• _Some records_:
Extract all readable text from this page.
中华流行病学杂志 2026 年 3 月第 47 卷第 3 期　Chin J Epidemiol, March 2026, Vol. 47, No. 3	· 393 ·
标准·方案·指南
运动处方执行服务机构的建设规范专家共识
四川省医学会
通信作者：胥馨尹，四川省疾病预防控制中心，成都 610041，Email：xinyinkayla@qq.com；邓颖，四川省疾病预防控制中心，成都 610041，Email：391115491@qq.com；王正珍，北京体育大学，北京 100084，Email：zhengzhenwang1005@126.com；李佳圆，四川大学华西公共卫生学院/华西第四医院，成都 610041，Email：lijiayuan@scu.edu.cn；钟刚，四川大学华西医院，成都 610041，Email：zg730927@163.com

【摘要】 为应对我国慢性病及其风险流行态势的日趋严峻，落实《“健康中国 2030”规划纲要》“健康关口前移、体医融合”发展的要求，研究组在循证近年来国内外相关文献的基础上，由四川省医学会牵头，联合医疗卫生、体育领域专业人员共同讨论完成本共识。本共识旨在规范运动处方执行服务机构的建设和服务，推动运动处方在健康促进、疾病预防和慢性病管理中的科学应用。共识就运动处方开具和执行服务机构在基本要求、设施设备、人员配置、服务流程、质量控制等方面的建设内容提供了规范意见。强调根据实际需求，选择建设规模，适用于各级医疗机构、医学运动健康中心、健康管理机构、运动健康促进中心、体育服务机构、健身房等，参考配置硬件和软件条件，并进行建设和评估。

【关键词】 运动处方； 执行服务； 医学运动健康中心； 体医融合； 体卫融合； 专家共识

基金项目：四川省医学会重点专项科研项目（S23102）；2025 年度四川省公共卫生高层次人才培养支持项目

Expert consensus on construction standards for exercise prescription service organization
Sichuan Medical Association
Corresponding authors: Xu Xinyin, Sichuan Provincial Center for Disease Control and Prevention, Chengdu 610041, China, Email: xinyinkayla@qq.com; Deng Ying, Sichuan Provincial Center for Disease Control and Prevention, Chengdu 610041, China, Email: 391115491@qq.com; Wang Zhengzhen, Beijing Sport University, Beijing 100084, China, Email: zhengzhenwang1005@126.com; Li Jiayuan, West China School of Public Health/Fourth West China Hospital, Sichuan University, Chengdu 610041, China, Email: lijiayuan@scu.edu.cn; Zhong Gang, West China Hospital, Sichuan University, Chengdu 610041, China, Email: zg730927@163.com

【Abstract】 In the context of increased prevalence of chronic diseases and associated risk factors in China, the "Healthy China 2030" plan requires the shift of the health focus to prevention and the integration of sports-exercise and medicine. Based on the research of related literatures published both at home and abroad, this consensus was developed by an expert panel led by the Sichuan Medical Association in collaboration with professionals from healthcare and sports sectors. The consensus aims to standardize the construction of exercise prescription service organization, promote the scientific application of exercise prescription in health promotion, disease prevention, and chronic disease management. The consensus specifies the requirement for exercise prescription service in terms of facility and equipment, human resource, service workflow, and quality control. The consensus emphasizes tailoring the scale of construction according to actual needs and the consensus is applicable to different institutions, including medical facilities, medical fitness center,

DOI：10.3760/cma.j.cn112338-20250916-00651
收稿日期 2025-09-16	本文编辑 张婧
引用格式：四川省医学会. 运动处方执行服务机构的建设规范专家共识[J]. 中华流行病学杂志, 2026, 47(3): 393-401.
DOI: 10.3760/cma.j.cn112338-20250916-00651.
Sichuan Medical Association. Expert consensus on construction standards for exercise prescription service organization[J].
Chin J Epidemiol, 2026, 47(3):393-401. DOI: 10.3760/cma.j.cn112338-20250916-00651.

• _Written request_: Repeat the data exactly. Leave nothing out.

• _Written response_:
Extract all readable text from this page.
中华流行病学杂志 2026 年 3 月第 47 卷第 3 期　Chin J Epidemiol, March 2026, Vol. 47, No. 3	· 393 ·
标准·方案·指南
运动处方执行服务机构的建设规范专家共识
四川省医学会
通信作者：胥馨尹，四川省疾病预防控制中心，成都 610041，Email：xinyinkayla@qq.com；邓颖，四川省疾病预防控制中心，成都 610041，Email：391115491@qq.com；王正珍，北京体育大学，北京 100084，Email：zhengzhenwang1005@126.com；李佳圆，四川大学华西公共卫生学院/华西第四医院，成都 610041，Email：lijiayuan@scu.edu.cn；钟刚，四川大学华西医院，成都 610041，Email：zg730927@163.com

【摘要】 为应对我国慢性病及其风险流行态势的日趋严峻，落实《“健康中国 2030”规划纲要》“健康关口前移、体医融合”发展的要求，研究组在循证近年来国内外相关文献的基础上，由四川省医学会牵头，联合医疗卫生、体育领域专业人员共同讨论完成本共识。本共识旨在规范运动处方执行服务机构的建设和服务，推动运动处方在健康促进、疾病预防和慢性病管理中的科学应用。共识就运动处方开具和执行服务机构在基本要求、设施设备、人员配置、服务流程、质量控制等方面的建设内容提供了规范意见。强调根据实际需求，选择建设规模，适用于各级医疗机构、医学运动健康中心、健康管理机构、运动健康促进中心、体育服务机构、健身房等，参考配置硬件和软件条件，并进行建设和评估。

【关键词】 运动处方； 执行服务； 医学运动健康中心； 体医融合； 体卫融合； 专家共识

基金项目：四川省医学会重点专项科研项目（S23102）；2025 年度四川省公共卫生高层次人才培养支持项目

Expert consensus on construction standards for exercise prescription service organization
Sichuan Medical Association
Corresponding authors: Xu Xinyin, Sichuan Provincial Center for Disease Control and Prevention, Chengdu 610041, China, Email: xinyinkayla@qq.com; Deng Ying, Sichuan Provincial Center for Disease Control and Prevention, Chengdu 610041, China, Email: 391115491@qq.com; Wang Zhengzhen, Beijing Sport University, Beijing 100084, China, Email: zhengzhenwang1005@126.com; Li Jiayuan, West China School of Public Health/Fourth West China Hospital, Sichuan University, Chengdu 610041, China, Email: lijiayuan@scu.edu.cn; Zhong Gang, West China Hospital, Sichuan University, Chengdu 610041, China, Email: zg730927@163.com

【Abstract】 In the context of increased prevalence of chronic diseases and associated risk factors in China, the "Healthy China 2030" plan requires the shift of the health focus to prevention and the integration of sports-exercise and medicine. Based on the research of related literatures published both at home and abroad, this consensus was developed by an expert panel led by the Sichuan Medical Association in collaboration with professionals from healthcare and sports sectors. The consensus aims to standardize the construction of exercise prescription service organization, promote the scientific application of exercise prescription in health promotion, disease prevention, and chronic disease management. The consensus specifies the requirement for exercise prescription service in terms of facility and equipment, human resource, service workflow, and quality control. The consensus emphasizes tailoring the scale of construction according to actual needs and the consensus is applicable to different institutions, including medical facilities, medical fitness center,

DOI：10.3760/cma.j.cn112338-20250916-00651
收稿日期 2025-09-16	本文编辑 张婧
引用格式：四川省医学会. 运动处方执行服务机构的建设规范专家共识[J]. 中华流行病学杂志, 2026, 47(3): 393-401.
DOI: 10.3760/cma.j.cn112338-20250916-00651.
Sichuan Medical Association. Expert consensus on construction standards for exercise prescription service organization[J].
Chin J Epidemiol, 2026, 47(3):393-401. DOI: 10.3760/cma.j.cn112338-20250916-00651.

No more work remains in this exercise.